**Extracted information**
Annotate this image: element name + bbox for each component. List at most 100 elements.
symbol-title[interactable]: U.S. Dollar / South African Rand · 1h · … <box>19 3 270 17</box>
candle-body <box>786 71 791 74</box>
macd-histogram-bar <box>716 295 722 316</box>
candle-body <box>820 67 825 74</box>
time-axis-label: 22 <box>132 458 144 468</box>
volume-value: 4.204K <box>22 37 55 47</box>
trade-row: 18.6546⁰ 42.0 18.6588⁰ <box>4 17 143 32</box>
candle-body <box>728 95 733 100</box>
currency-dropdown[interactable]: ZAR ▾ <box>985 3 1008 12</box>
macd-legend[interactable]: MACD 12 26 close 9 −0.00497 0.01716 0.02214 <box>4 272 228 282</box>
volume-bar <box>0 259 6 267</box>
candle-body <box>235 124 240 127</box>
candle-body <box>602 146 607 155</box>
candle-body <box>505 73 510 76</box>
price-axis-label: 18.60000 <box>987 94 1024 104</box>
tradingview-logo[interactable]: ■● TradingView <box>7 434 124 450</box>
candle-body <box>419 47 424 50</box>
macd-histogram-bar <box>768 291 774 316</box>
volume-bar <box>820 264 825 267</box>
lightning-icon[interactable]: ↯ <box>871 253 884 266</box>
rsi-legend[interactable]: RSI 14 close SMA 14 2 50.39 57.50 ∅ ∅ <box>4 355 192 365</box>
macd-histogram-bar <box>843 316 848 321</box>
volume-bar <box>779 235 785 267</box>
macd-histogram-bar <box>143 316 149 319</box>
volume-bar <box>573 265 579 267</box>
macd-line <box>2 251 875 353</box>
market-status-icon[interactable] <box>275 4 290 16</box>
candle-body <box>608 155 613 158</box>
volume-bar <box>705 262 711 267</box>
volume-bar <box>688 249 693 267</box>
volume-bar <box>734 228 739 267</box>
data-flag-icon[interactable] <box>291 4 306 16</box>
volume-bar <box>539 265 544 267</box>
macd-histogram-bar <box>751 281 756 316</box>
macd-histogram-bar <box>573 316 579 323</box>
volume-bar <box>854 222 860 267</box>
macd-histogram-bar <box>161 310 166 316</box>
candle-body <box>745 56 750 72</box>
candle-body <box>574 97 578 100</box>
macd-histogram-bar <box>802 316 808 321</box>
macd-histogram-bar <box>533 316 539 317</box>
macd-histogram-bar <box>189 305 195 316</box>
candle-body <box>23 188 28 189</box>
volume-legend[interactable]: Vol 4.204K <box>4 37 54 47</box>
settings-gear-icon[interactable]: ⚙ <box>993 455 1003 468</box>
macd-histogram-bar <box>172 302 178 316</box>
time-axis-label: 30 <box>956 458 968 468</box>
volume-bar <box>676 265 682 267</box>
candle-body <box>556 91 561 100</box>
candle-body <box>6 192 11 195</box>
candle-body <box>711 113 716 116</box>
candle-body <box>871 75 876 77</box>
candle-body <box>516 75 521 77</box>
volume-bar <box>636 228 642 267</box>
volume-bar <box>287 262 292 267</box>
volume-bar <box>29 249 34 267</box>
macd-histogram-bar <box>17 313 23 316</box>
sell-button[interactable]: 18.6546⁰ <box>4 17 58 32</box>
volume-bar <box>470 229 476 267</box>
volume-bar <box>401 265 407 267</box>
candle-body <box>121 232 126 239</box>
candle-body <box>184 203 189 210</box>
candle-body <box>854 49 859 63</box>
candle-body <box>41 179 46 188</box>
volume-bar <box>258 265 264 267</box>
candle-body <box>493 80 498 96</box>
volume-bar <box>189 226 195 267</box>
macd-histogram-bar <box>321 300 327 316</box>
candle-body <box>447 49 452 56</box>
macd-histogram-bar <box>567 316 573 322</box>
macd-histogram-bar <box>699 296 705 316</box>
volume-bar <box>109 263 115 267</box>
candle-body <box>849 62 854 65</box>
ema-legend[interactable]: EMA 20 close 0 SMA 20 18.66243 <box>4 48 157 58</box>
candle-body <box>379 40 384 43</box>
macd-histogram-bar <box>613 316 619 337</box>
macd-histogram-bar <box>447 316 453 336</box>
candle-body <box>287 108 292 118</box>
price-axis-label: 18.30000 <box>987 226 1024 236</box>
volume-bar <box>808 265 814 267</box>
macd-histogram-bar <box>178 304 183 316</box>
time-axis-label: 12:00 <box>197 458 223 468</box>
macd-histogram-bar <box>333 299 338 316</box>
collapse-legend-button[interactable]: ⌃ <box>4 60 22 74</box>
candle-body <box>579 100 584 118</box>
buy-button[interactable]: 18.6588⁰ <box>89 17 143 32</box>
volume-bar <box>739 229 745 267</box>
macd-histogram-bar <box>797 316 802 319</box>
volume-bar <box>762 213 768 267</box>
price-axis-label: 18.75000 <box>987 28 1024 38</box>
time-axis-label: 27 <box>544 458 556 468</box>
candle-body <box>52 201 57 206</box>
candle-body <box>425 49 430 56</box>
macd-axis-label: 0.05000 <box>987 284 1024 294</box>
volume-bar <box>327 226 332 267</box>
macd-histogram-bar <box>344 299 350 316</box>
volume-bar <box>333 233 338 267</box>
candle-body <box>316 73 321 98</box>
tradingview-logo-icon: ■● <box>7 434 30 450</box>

**What to work on**
Rewrite all of the lines above with every "candle-body" changed to "candlestick-body" and nothing else altered.

**Answer below**
Annotate this image: element name + bbox for each component. List at most 100 elements.
symbol-title[interactable]: U.S. Dollar / South African Rand · 1h · … <box>19 3 270 17</box>
candlestick-body <box>786 71 791 74</box>
macd-histogram-bar <box>716 295 722 316</box>
candlestick-body <box>820 67 825 74</box>
time-axis-label: 22 <box>132 458 144 468</box>
volume-value: 4.204K <box>22 37 55 47</box>
trade-row: 18.6546⁰ 42.0 18.6588⁰ <box>4 17 143 32</box>
candlestick-body <box>728 95 733 100</box>
currency-dropdown[interactable]: ZAR ▾ <box>985 3 1008 12</box>
macd-legend[interactable]: MACD 12 26 close 9 −0.00497 0.01716 0.02214 <box>4 272 228 282</box>
volume-bar <box>0 259 6 267</box>
candlestick-body <box>235 124 240 127</box>
candlestick-body <box>602 146 607 155</box>
candlestick-body <box>505 73 510 76</box>
price-axis-label: 18.60000 <box>987 94 1024 104</box>
tradingview-logo[interactable]: ■● TradingView <box>7 434 124 450</box>
candlestick-body <box>419 47 424 50</box>
macd-histogram-bar <box>768 291 774 316</box>
volume-bar <box>820 264 825 267</box>
lightning-icon[interactable]: ↯ <box>871 253 884 266</box>
rsi-legend[interactable]: RSI 14 close SMA 14 2 50.39 57.50 ∅ ∅ <box>4 355 192 365</box>
macd-histogram-bar <box>843 316 848 321</box>
volume-bar <box>779 235 785 267</box>
macd-histogram-bar <box>143 316 149 319</box>
volume-bar <box>573 265 579 267</box>
macd-line <box>2 251 875 353</box>
market-status-icon[interactable] <box>275 4 290 16</box>
candlestick-body <box>608 155 613 158</box>
volume-bar <box>705 262 711 267</box>
volume-bar <box>688 249 693 267</box>
volume-bar <box>734 228 739 267</box>
data-flag-icon[interactable] <box>291 4 306 16</box>
volume-bar <box>539 265 544 267</box>
macd-histogram-bar <box>751 281 756 316</box>
macd-histogram-bar <box>573 316 579 323</box>
volume-bar <box>854 222 860 267</box>
macd-histogram-bar <box>161 310 166 316</box>
candlestick-body <box>745 56 750 72</box>
candlestick-body <box>574 97 578 100</box>
macd-histogram-bar <box>802 316 808 321</box>
macd-histogram-bar <box>533 316 539 317</box>
macd-histogram-bar <box>189 305 195 316</box>
candlestick-body <box>23 188 28 189</box>
volume-legend[interactable]: Vol 4.204K <box>4 37 54 47</box>
settings-gear-icon[interactable]: ⚙ <box>993 455 1003 468</box>
macd-histogram-bar <box>172 302 178 316</box>
time-axis-label: 30 <box>956 458 968 468</box>
volume-bar <box>676 265 682 267</box>
candlestick-body <box>556 91 561 100</box>
candlestick-body <box>6 192 11 195</box>
candlestick-body <box>711 113 716 116</box>
candlestick-body <box>871 75 876 77</box>
candlestick-body <box>516 75 521 77</box>
volume-bar <box>636 228 642 267</box>
volume-bar <box>287 262 292 267</box>
volume-bar <box>29 249 34 267</box>
macd-histogram-bar <box>17 313 23 316</box>
sell-button[interactable]: 18.6546⁰ <box>4 17 58 32</box>
volume-bar <box>470 229 476 267</box>
volume-bar <box>401 265 407 267</box>
candlestick-body <box>121 232 126 239</box>
candlestick-body <box>184 203 189 210</box>
candlestick-body <box>854 49 859 63</box>
candlestick-body <box>41 179 46 188</box>
volume-bar <box>258 265 264 267</box>
candlestick-body <box>493 80 498 96</box>
volume-bar <box>189 226 195 267</box>
macd-histogram-bar <box>321 300 327 316</box>
candlestick-body <box>447 49 452 56</box>
macd-histogram-bar <box>567 316 573 322</box>
macd-histogram-bar <box>699 296 705 316</box>
volume-bar <box>109 263 115 267</box>
candlestick-body <box>849 62 854 65</box>
ema-legend[interactable]: EMA 20 close 0 SMA 20 18.66243 <box>4 48 157 58</box>
candlestick-body <box>379 40 384 43</box>
macd-histogram-bar <box>613 316 619 337</box>
macd-histogram-bar <box>447 316 453 336</box>
candlestick-body <box>287 108 292 118</box>
price-axis-label: 18.30000 <box>987 226 1024 236</box>
volume-bar <box>808 265 814 267</box>
macd-histogram-bar <box>178 304 183 316</box>
time-axis-label: 12:00 <box>197 458 223 468</box>
macd-histogram-bar <box>333 299 338 316</box>
collapse-legend-button[interactable]: ⌃ <box>4 60 22 74</box>
candlestick-body <box>579 100 584 118</box>
buy-button[interactable]: 18.6588⁰ <box>89 17 143 32</box>
volume-bar <box>739 229 745 267</box>
macd-histogram-bar <box>797 316 802 319</box>
volume-bar <box>762 213 768 267</box>
price-axis-label: 18.75000 <box>987 28 1024 38</box>
time-axis-label: 27 <box>544 458 556 468</box>
candlestick-body <box>52 201 57 206</box>
candlestick-body <box>425 49 430 56</box>
macd-axis-label: 0.05000 <box>987 284 1024 294</box>
volume-bar <box>327 226 332 267</box>
macd-histogram-bar <box>344 299 350 316</box>
volume-bar <box>333 233 338 267</box>
candlestick-body <box>316 73 321 98</box>
tradingview-logo-icon: ■● <box>7 434 30 450</box>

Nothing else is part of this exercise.